TASK TO COMPLETE :: Of the lines in these entries, how many contain the string "como"? Give the number and nothing else.

ENTRIES PROVIDED ::

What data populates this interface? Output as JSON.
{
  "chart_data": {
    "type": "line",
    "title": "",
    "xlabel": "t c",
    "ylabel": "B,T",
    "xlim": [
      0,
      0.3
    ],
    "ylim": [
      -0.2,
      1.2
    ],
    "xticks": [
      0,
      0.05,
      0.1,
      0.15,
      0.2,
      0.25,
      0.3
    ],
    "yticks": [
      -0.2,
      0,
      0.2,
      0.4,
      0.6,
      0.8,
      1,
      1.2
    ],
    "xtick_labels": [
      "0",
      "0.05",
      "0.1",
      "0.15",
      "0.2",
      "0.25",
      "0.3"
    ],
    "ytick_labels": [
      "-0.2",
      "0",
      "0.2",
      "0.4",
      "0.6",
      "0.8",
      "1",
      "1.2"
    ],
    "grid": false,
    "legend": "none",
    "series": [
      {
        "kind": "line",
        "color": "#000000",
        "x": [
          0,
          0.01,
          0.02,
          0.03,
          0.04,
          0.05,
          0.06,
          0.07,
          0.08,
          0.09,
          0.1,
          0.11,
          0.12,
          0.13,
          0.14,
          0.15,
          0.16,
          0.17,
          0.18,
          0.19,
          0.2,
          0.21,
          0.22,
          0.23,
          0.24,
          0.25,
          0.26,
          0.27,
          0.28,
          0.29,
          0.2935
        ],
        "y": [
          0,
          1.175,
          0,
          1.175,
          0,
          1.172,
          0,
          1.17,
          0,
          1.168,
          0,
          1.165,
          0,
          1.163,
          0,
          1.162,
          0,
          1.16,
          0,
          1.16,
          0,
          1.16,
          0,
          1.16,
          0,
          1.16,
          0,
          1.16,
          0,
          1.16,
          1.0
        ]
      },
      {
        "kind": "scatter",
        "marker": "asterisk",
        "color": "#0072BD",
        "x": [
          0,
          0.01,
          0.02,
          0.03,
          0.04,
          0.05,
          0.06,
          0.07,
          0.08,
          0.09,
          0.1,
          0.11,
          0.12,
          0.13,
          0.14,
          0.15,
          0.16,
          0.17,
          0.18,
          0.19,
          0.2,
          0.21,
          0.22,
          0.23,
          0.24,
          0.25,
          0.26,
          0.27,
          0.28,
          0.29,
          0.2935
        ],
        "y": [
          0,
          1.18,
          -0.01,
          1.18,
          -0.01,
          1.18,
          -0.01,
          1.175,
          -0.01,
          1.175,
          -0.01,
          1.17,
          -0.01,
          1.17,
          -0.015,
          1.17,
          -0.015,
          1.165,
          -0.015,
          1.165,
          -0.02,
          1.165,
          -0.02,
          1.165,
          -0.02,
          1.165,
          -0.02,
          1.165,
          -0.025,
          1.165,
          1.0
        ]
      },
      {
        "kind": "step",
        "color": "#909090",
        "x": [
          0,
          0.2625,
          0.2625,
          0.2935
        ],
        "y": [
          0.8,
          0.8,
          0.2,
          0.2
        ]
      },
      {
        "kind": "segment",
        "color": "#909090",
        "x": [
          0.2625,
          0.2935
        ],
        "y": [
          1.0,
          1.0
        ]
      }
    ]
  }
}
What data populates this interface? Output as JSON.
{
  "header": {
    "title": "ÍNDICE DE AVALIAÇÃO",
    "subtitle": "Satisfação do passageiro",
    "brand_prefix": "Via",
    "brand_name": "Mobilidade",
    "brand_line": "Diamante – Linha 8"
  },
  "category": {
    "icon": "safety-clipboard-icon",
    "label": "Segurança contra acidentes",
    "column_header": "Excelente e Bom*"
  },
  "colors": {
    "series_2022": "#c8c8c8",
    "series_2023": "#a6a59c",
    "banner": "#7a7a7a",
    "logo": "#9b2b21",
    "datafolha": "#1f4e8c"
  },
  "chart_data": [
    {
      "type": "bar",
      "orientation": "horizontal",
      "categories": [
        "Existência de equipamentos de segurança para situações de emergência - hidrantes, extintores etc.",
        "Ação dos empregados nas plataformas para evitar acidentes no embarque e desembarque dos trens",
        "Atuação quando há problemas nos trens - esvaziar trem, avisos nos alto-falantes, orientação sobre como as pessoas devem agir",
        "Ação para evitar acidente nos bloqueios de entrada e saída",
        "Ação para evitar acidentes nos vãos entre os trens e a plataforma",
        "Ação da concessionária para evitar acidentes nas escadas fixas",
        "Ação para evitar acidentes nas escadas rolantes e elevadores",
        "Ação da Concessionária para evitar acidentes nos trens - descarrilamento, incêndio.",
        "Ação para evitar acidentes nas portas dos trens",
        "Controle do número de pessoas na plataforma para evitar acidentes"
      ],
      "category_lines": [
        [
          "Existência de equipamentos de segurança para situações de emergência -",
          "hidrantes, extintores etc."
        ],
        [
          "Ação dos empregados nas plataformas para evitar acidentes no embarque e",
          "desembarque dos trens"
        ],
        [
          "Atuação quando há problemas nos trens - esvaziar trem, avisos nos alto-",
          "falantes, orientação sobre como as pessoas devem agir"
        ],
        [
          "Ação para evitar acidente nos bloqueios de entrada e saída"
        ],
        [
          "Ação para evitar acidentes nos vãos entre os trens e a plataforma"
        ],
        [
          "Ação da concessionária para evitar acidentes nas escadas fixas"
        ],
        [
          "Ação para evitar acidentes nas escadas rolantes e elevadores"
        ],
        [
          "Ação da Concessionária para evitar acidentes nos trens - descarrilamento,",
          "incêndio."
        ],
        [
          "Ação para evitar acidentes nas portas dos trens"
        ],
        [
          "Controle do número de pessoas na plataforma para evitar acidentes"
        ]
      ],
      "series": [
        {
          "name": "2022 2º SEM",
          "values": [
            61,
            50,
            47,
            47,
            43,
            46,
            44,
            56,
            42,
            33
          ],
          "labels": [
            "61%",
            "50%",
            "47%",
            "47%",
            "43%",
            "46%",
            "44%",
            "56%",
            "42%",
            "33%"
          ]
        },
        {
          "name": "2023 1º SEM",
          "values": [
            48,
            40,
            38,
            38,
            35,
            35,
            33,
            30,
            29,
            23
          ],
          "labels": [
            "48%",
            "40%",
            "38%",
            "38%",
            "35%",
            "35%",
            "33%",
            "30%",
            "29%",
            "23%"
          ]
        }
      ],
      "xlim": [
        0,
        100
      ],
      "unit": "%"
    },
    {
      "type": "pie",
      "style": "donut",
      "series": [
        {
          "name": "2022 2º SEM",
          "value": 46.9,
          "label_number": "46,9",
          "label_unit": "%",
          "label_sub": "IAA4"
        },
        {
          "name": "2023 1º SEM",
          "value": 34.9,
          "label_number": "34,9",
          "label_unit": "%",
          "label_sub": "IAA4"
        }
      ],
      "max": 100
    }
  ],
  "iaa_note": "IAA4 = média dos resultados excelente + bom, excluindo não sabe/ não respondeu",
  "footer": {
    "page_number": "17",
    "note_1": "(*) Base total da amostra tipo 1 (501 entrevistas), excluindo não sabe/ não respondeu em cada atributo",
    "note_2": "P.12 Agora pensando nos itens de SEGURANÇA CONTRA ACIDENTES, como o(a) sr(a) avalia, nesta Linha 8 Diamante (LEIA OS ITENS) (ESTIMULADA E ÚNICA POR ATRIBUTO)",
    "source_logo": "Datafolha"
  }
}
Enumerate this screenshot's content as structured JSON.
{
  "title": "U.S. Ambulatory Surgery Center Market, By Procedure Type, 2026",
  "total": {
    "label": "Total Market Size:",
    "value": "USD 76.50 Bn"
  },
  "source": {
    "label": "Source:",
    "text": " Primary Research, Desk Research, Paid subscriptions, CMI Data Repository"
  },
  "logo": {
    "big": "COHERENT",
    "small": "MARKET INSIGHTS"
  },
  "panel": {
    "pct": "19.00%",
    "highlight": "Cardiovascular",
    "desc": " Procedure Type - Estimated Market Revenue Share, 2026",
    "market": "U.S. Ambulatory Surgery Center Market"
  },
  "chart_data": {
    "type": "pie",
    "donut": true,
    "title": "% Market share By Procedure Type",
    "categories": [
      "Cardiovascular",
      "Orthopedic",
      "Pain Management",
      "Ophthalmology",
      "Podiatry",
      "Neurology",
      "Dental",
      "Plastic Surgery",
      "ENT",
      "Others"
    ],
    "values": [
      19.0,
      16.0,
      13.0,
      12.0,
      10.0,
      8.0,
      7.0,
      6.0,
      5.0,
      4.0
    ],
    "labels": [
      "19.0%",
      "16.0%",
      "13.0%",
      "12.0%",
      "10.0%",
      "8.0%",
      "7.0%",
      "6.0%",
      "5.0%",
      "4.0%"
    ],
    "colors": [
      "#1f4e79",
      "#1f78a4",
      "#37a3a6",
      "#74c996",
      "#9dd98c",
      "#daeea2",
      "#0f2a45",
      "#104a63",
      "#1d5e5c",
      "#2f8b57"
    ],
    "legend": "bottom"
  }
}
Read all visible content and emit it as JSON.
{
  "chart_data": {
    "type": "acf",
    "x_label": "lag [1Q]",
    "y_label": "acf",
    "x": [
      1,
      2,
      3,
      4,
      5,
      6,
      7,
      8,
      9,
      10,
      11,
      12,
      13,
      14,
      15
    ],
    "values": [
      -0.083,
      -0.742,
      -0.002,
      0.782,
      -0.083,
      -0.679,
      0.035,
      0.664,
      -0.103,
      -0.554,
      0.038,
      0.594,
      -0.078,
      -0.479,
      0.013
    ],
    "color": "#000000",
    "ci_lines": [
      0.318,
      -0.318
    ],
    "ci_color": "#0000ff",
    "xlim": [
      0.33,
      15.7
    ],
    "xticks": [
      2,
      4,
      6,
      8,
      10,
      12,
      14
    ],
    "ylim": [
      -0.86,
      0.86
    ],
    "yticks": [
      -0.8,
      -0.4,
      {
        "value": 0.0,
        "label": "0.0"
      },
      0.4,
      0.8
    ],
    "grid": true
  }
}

FINAL ANSWER :: 3